### Data records

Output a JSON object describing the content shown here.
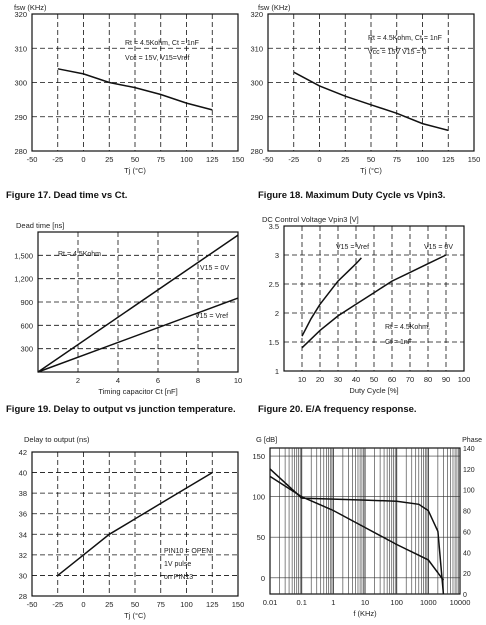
{
  "captions": {
    "fig17": "Figure 17. Dead time vs Ct.",
    "fig18": "Figure 18. Maximum Duty Cycle vs Vpin3.",
    "fig19": "Figure 19. Delay to output vs junction temperature.",
    "fig20": "Figure 20. E/A frequency response."
  },
  "chart_data": [
    {
      "id": "fsw-vs-tj-1",
      "type": "line",
      "title": "",
      "ylabel": "fsw (KHz)",
      "xlabel": "Tj (°C)",
      "xlim": [
        -50,
        150
      ],
      "ylim": [
        280,
        320
      ],
      "xticks": [
        -50,
        -25,
        0,
        25,
        50,
        75,
        100,
        125,
        150
      ],
      "yticks": [
        280,
        290,
        300,
        310,
        320
      ],
      "grid": "dashed",
      "annotations": [
        "Rt = 4.5Kohm, Ct = 1nF",
        "Vcc = 15V, V15=Vref"
      ],
      "series": [
        {
          "name": "",
          "x": [
            -25,
            0,
            25,
            50,
            75,
            100,
            125
          ],
          "y": [
            304,
            302.5,
            300,
            298.5,
            296.5,
            294,
            292
          ]
        }
      ]
    },
    {
      "id": "fsw-vs-tj-2",
      "type": "line",
      "title": "",
      "ylabel": "fsw (KHz)",
      "xlabel": "Tj (°C)",
      "xlim": [
        -50,
        150
      ],
      "ylim": [
        280,
        320
      ],
      "xticks": [
        -50,
        -25,
        0,
        25,
        50,
        75,
        100,
        125,
        150
      ],
      "yticks": [
        280,
        290,
        300,
        310,
        320
      ],
      "grid": "dashed",
      "annotations": [
        "Rt = 4.5Kohm, Ct = 1nF",
        "Vcc = 15V V15 = 0"
      ],
      "series": [
        {
          "name": "",
          "x": [
            -25,
            0,
            25,
            50,
            75,
            100,
            125
          ],
          "y": [
            303,
            299,
            296,
            293.5,
            291,
            288,
            286
          ]
        }
      ]
    },
    {
      "id": "dead-time-vs-ct",
      "type": "line",
      "title": "",
      "ylabel": "Dead time [ns]",
      "xlabel": "Timing capacitor Ct [nF]",
      "xlim": [
        0,
        10
      ],
      "ylim": [
        0,
        1800
      ],
      "xticks": [
        2,
        4,
        6,
        8,
        10
      ],
      "yticks": [
        300,
        600,
        900,
        1200,
        1500
      ],
      "ytick_labels": [
        "300",
        "600",
        "900",
        "1,200",
        "1,500"
      ],
      "grid": "dashed",
      "annotations": [
        "Rt = 4.5Kohm"
      ],
      "series": [
        {
          "name": "V15 = 0V",
          "x": [
            0,
            10
          ],
          "y": [
            0,
            1760
          ]
        },
        {
          "name": "V15 = Vref",
          "x": [
            0,
            10
          ],
          "y": [
            0,
            950
          ]
        }
      ]
    },
    {
      "id": "max-duty-vs-vpin3",
      "type": "line",
      "title": "DC Control Voltage Vpin3 [V]",
      "ylabel": "",
      "xlabel": "Duty Cycle [%]",
      "xlim": [
        0,
        100
      ],
      "ylim": [
        1,
        3.5
      ],
      "xticks": [
        10,
        20,
        30,
        40,
        50,
        60,
        70,
        80,
        90,
        100
      ],
      "yticks": [
        1,
        1.5,
        2,
        2.5,
        3,
        3.5
      ],
      "grid": "dashed",
      "annotations": [
        "Rt = 4.5Kohm,",
        "Ct = 1nF"
      ],
      "series": [
        {
          "name": "V15 = Vref",
          "x": [
            10,
            15,
            20,
            25,
            30,
            35,
            40,
            43
          ],
          "y": [
            1.6,
            1.9,
            2.15,
            2.35,
            2.55,
            2.7,
            2.85,
            2.95
          ]
        },
        {
          "name": "V15 = 0V",
          "x": [
            10,
            20,
            30,
            40,
            50,
            60,
            70,
            80,
            90
          ],
          "y": [
            1.4,
            1.7,
            1.95,
            2.15,
            2.35,
            2.55,
            2.7,
            2.85,
            3.0
          ]
        }
      ]
    },
    {
      "id": "delay-vs-tj",
      "type": "line",
      "title": "",
      "ylabel": "Delay to output (ns)",
      "xlabel": "Tj (°C)",
      "xlim": [
        -50,
        150
      ],
      "ylim": [
        28,
        42
      ],
      "xticks": [
        -50,
        -25,
        0,
        25,
        50,
        75,
        100,
        125,
        150
      ],
      "yticks": [
        28,
        30,
        32,
        34,
        36,
        38,
        40,
        42
      ],
      "grid": "dashed",
      "annotations": [
        "PIN10 = OPEN",
        "1V pulse",
        "on PIN13"
      ],
      "series": [
        {
          "name": "",
          "x": [
            -25,
            0,
            25,
            50,
            75,
            100,
            125
          ],
          "y": [
            30,
            32,
            34,
            35.5,
            37,
            38.5,
            40
          ]
        }
      ]
    },
    {
      "id": "ea-frequency-response",
      "type": "line",
      "title": "",
      "ylabel": "G [dB]",
      "ylabel_right": "Phase",
      "xlabel": "f (KHz)",
      "xscale": "log",
      "xlim": [
        0.01,
        10000
      ],
      "ylim": [
        -20,
        160
      ],
      "ylim_right": [
        0,
        140
      ],
      "xticks": [
        0.01,
        0.1,
        1,
        10,
        100,
        1000,
        10000
      ],
      "xtick_labels": [
        "0.01",
        "0.1",
        "1",
        "10",
        "100",
        "1000",
        "10000"
      ],
      "yticks": [
        0,
        50,
        100,
        150
      ],
      "yticks_right": [
        0,
        20,
        40,
        60,
        80,
        100,
        120,
        140
      ],
      "grid": "solid",
      "series": [
        {
          "name": "Gain",
          "x": [
            0.01,
            0.1,
            1,
            10,
            100,
            1000,
            3000
          ],
          "y": [
            125,
            100,
            83,
            62,
            41,
            22,
            -3
          ]
        },
        {
          "name": "Phase",
          "axis": "right",
          "x": [
            0.01,
            0.1,
            1,
            10,
            100,
            500,
            1000,
            2000,
            3000
          ],
          "y": [
            120,
            92,
            91,
            90,
            89,
            86,
            80,
            60,
            0
          ]
        }
      ]
    }
  ]
}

### Requirements
Transcribe each line above verbatim, with the pictures left out.

### Response to the exercise
Output a JSON object describing the content shown here.
{
  "captions": {
    "fig17": "Figure 17. Dead time vs Ct.",
    "fig18": "Figure 18. Maximum Duty Cycle vs Vpin3.",
    "fig19": "Figure 19. Delay to output vs junction temperature.",
    "fig20": "Figure 20. E/A frequency response."
  },
  "chart_data": [
    {
      "id": "fsw-vs-tj-1",
      "type": "line",
      "title": "",
      "ylabel": "fsw (KHz)",
      "xlabel": "Tj (°C)",
      "xlim": [
        -50,
        150
      ],
      "ylim": [
        280,
        320
      ],
      "xticks": [
        -50,
        -25,
        0,
        25,
        50,
        75,
        100,
        125,
        150
      ],
      "yticks": [
        280,
        290,
        300,
        310,
        320
      ],
      "grid": "dashed",
      "annotations": [
        "Rt = 4.5Kohm, Ct = 1nF",
        "Vcc = 15V, V15=Vref"
      ],
      "series": [
        {
          "name": "",
          "x": [
            -25,
            0,
            25,
            50,
            75,
            100,
            125
          ],
          "y": [
            304,
            302.5,
            300,
            298.5,
            296.5,
            294,
            292
          ]
        }
      ]
    },
    {
      "id": "fsw-vs-tj-2",
      "type": "line",
      "title": "",
      "ylabel": "fsw (KHz)",
      "xlabel": "Tj (°C)",
      "xlim": [
        -50,
        150
      ],
      "ylim": [
        280,
        320
      ],
      "xticks": [
        -50,
        -25,
        0,
        25,
        50,
        75,
        100,
        125,
        150
      ],
      "yticks": [
        280,
        290,
        300,
        310,
        320
      ],
      "grid": "dashed",
      "annotations": [
        "Rt = 4.5Kohm, Ct = 1nF",
        "Vcc = 15V V15 = 0"
      ],
      "series": [
        {
          "name": "",
          "x": [
            -25,
            0,
            25,
            50,
            75,
            100,
            125
          ],
          "y": [
            303,
            299,
            296,
            293.5,
            291,
            288,
            286
          ]
        }
      ]
    },
    {
      "id": "dead-time-vs-ct",
      "type": "line",
      "title": "",
      "ylabel": "Dead time [ns]",
      "xlabel": "Timing capacitor Ct [nF]",
      "xlim": [
        0,
        10
      ],
      "ylim": [
        0,
        1800
      ],
      "xticks": [
        2,
        4,
        6,
        8,
        10
      ],
      "yticks": [
        300,
        600,
        900,
        1200,
        1500
      ],
      "ytick_labels": [
        "300",
        "600",
        "900",
        "1,200",
        "1,500"
      ],
      "grid": "dashed",
      "annotations": [
        "Rt = 4.5Kohm"
      ],
      "series": [
        {
          "name": "V15 = 0V",
          "x": [
            0,
            10
          ],
          "y": [
            0,
            1760
          ]
        },
        {
          "name": "V15 = Vref",
          "x": [
            0,
            10
          ],
          "y": [
            0,
            950
          ]
        }
      ]
    },
    {
      "id": "max-duty-vs-vpin3",
      "type": "line",
      "title": "DC Control Voltage Vpin3 [V]",
      "ylabel": "",
      "xlabel": "Duty Cycle [%]",
      "xlim": [
        0,
        100
      ],
      "ylim": [
        1,
        3.5
      ],
      "xticks": [
        10,
        20,
        30,
        40,
        50,
        60,
        70,
        80,
        90,
        100
      ],
      "yticks": [
        1,
        1.5,
        2,
        2.5,
        3,
        3.5
      ],
      "grid": "dashed",
      "annotations": [
        "Rt = 4.5Kohm,",
        "Ct = 1nF"
      ],
      "series": [
        {
          "name": "V15 = Vref",
          "x": [
            10,
            15,
            20,
            25,
            30,
            35,
            40,
            43
          ],
          "y": [
            1.6,
            1.9,
            2.15,
            2.35,
            2.55,
            2.7,
            2.85,
            2.95
          ]
        },
        {
          "name": "V15 = 0V",
          "x": [
            10,
            20,
            30,
            40,
            50,
            60,
            70,
            80,
            90
          ],
          "y": [
            1.4,
            1.7,
            1.95,
            2.15,
            2.35,
            2.55,
            2.7,
            2.85,
            3.0
          ]
        }
      ]
    },
    {
      "id": "delay-vs-tj",
      "type": "line",
      "title": "",
      "ylabel": "Delay to output (ns)",
      "xlabel": "Tj (°C)",
      "xlim": [
        -50,
        150
      ],
      "ylim": [
        28,
        42
      ],
      "xticks": [
        -50,
        -25,
        0,
        25,
        50,
        75,
        100,
        125,
        150
      ],
      "yticks": [
        28,
        30,
        32,
        34,
        36,
        38,
        40,
        42
      ],
      "grid": "dashed",
      "annotations": [
        "PIN10 = OPEN",
        "1V pulse",
        "on PIN13"
      ],
      "series": [
        {
          "name": "",
          "x": [
            -25,
            0,
            25,
            50,
            75,
            100,
            125
          ],
          "y": [
            30,
            32,
            34,
            35.5,
            37,
            38.5,
            40
          ]
        }
      ]
    },
    {
      "id": "ea-frequency-response",
      "type": "line",
      "title": "",
      "ylabel": "G [dB]",
      "ylabel_right": "Phase",
      "xlabel": "f (KHz)",
      "xscale": "log",
      "xlim": [
        0.01,
        10000
      ],
      "ylim": [
        -20,
        160
      ],
      "ylim_right": [
        0,
        140
      ],
      "xticks": [
        0.01,
        0.1,
        1,
        10,
        100,
        1000,
        10000
      ],
      "xtick_labels": [
        "0.01",
        "0.1",
        "1",
        "10",
        "100",
        "1000",
        "10000"
      ],
      "yticks": [
        0,
        50,
        100,
        150
      ],
      "yticks_right": [
        0,
        20,
        40,
        60,
        80,
        100,
        120,
        140
      ],
      "grid": "solid",
      "series": [
        {
          "name": "Gain",
          "x": [
            0.01,
            0.1,
            1,
            10,
            100,
            1000,
            3000
          ],
          "y": [
            125,
            100,
            83,
            62,
            41,
            22,
            -3
          ]
        },
        {
          "name": "Phase",
          "axis": "right",
          "x": [
            0.01,
            0.1,
            1,
            10,
            100,
            500,
            1000,
            2000,
            3000
          ],
          "y": [
            120,
            92,
            91,
            90,
            89,
            86,
            80,
            60,
            0
          ]
        }
      ]
    }
  ]
}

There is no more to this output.